### TO BE DONE
Print the entries below in their entirety, exactly as they are written.

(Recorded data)
START

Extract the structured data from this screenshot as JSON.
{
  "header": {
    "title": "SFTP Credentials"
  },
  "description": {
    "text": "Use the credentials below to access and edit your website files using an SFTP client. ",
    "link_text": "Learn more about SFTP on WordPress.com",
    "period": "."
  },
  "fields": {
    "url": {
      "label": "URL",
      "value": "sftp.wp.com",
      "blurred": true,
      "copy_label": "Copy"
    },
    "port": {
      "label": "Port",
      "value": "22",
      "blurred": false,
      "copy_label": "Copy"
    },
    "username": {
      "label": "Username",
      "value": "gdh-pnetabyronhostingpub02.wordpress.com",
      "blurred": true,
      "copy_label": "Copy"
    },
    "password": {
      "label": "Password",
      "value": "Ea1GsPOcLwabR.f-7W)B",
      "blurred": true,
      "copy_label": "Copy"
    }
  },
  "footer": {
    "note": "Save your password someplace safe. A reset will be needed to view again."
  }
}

END

### FULL RESPONSE
Extract the structured data from this screenshot as JSON.
{
  "header": {
    "title": "SFTP Credentials"
  },
  "description": {
    "text": "Use the credentials below to access and edit your website files using an SFTP client. ",
    "link_text": "Learn more about SFTP on WordPress.com",
    "period": "."
  },
  "fields": {
    "url": {
      "label": "URL",
      "value": "sftp.wp.com",
      "blurred": true,
      "copy_label": "Copy"
    },
    "port": {
      "label": "Port",
      "value": "22",
      "blurred": false,
      "copy_label": "Copy"
    },
    "username": {
      "label": "Username",
      "value": "gdh-pnetabyronhostingpub02.wordpress.com",
      "blurred": true,
      "copy_label": "Copy"
    },
    "password": {
      "label": "Password",
      "value": "Ea1GsPOcLwabR.f-7W)B",
      "blurred": true,
      "copy_label": "Copy"
    }
  },
  "footer": {
    "note": "Save your password someplace safe. A reset will be needed to view again."
  }
}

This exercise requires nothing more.